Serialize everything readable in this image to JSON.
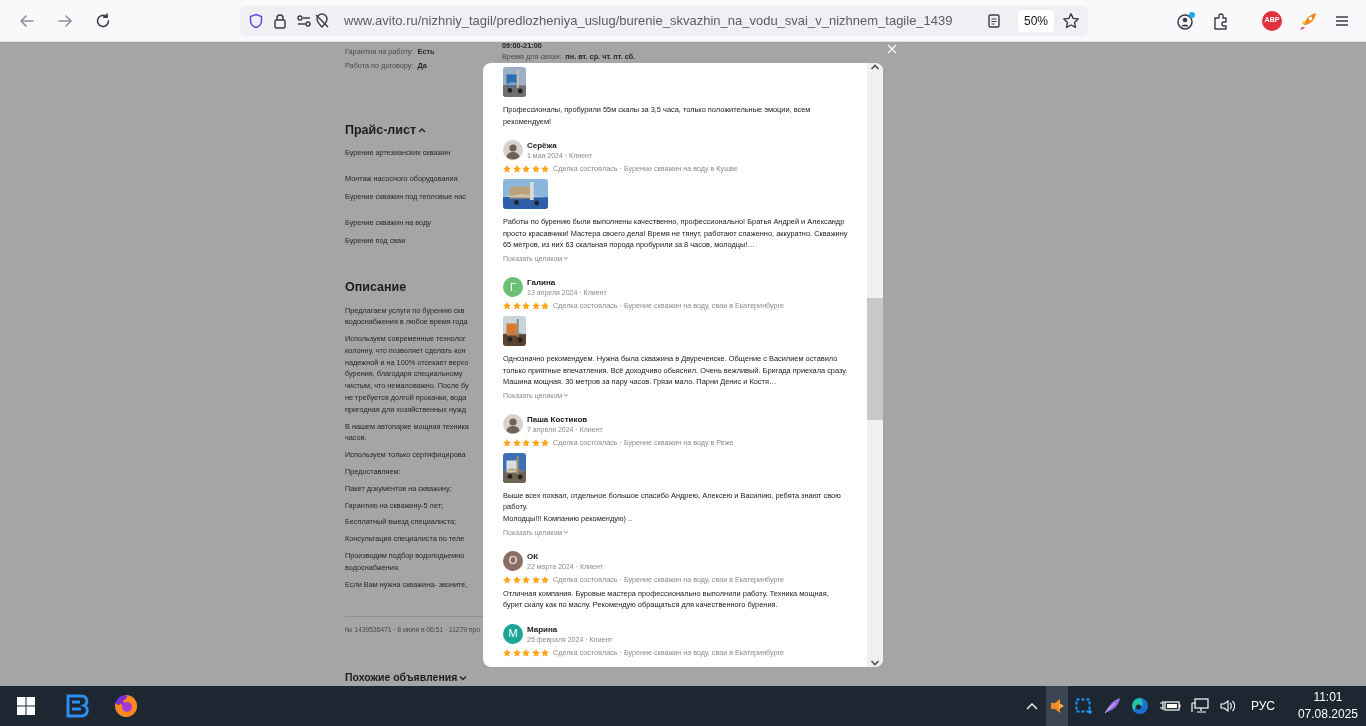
{
  "browser": {
    "url": "www.avito.ru/nizhniy_tagil/predlozheniya_uslug/burenie_skvazhin_na_vodu_svai_v_nizhnem_tagile_1439",
    "zoom": "50%",
    "adblock_badge": "ABP"
  },
  "page": {
    "details": [
      {
        "label": "Гарантия на работу:",
        "value": "Есть"
      },
      {
        "label": "Работа по договору:",
        "value": "Да"
      }
    ],
    "hours": "09:00-21:00",
    "contact": {
      "label": "Время для связи:",
      "value": "пн. вт. ср. чт. пт. сб."
    },
    "price_list": {
      "title": "Прайс-лист",
      "expanded": true,
      "items": [
        "Бурение артезианских скважин",
        "Монтаж насосного оборудования",
        "Бурение скважин под тепловые нас",
        "Бурение скважин на воду",
        "Бурение под сваи"
      ]
    },
    "description": {
      "title": "Описание",
      "paragraphs": [
        "Предлагаем услуги по бурению скв\nводоснабжения в любое время года",
        "Используем современные технолог\nколонну, что позволяет сделать кон\nнадежной и на 100% отсекает верхо\nбурения, благодаря специальному\nчистым, что немаловажно. После бу\nне требуется долгой прокачки, вода\nпригодная для хозяйственных нужд",
        "В нашем автопарке мощная техника\nчасов.",
        "Используем только сертифицирова",
        "Предоставляем:",
        "Пакет документов на скважину;",
        "Гарантию на скважину-5 лет;",
        "Бесплатный выезд специалиста;",
        "Консультация специалиста по теле",
        "Производим подбор водоподьемно\nводоснабжения.",
        "Если Вам нужна скважина- звоните,"
      ]
    },
    "listing_info": "№ 1439536471 · 8 июля в 06:51 · 11279 про",
    "similar": {
      "title": "Похожие объявления",
      "expanded": false
    }
  },
  "modal": {
    "reviews": [
      {
        "kind": "partial",
        "has_photo": true,
        "text": "Профессионалы, пробурили 55м скалы за 3,5 часа, только положительные эмоции, всем рекомендуем!"
      },
      {
        "kind": "full",
        "name": "Серёжа",
        "meta": "1 мая 2024 · Клиент",
        "stars": 5,
        "deal": "Сделка состоялась · Бурение скважин на воду в Кушве",
        "has_photo": true,
        "text": "Работы по бурению были выполнены качественно, профессионально! Братья Андрей и Александр просто красавчики! Мастера своего дела! Время не тянут, работают слаженно, аккуратно. Скважину 65 метров, из них 63 скальная порода пробурили за 8 часов, молодцы!…",
        "more": "Показать целиком"
      },
      {
        "kind": "full",
        "avatar": {
          "kind": "letter",
          "initial": "Г",
          "color": "#6cbf73"
        },
        "name": "Галина",
        "meta": "13 апреля 2024 · Клиент",
        "stars": 5,
        "deal": "Сделка состоялась · Бурение скважин на воду, сваи в Екатеринбурге",
        "has_photo": true,
        "text": "Однозначно рекомендуем. Нужна была скважина в Двуреченске. Общение с Василием оставило только приятные впечатления. Всё доходчиво обьяснил. Очень вежливый. Бригада приехала сразу. Машина мощная. 30 метров за пару часов. Грязи мало. Парни Денис и Костя…",
        "more": "Показать целиком"
      },
      {
        "kind": "full",
        "name": "Паша Костиков",
        "meta": "7 апреля 2024 · Клиент",
        "stars": 5,
        "deal": "Сделка состоялась · Бурение скважин на воду в Реже",
        "has_photo": true,
        "text": "Выше всех похвал, отдельное большое спасибо Андрею, Алексею и Василию, ребята знают свою работу.\nМолодцы!!! Компанию рекомендую) ..",
        "more": "Показать целиком"
      },
      {
        "kind": "full",
        "avatar": {
          "kind": "letter",
          "initial": "О",
          "color": "#8b6f62"
        },
        "name": "ОК",
        "meta": "22 марта 2024 · Клиент",
        "stars": 5,
        "deal": "Сделка состоялась · Бурение скважин на воду, сваи в Екатеринбурге",
        "has_photo": false,
        "text": "Отличная компания. Буровые мастера профессионально выполнили работу. Техника мощная, бурит скалу как по маслу. Рекомендую обращаться для качественного бурения."
      },
      {
        "kind": "full",
        "avatar": {
          "kind": "letter",
          "initial": "М",
          "color": "#1aa596"
        },
        "name": "Марина",
        "meta": "25 февраля 2024 · Клиент",
        "stars": 5,
        "deal": "Сделка состоялась · Бурение скважин на воду, сваи в Екатеринбурге",
        "has_photo": false
      }
    ]
  },
  "taskbar": {
    "language": "РУС",
    "time": "11:01",
    "date": "07.08.2025"
  }
}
━━━━━━━━━━━━━━━━
Problem requirements => Lines containing the string "апреля" are to be selected and copied.

Task response =>
        "meta": "13 апреля 2024 · Клиент",
        "meta": "7 апреля 2024 · Клиент",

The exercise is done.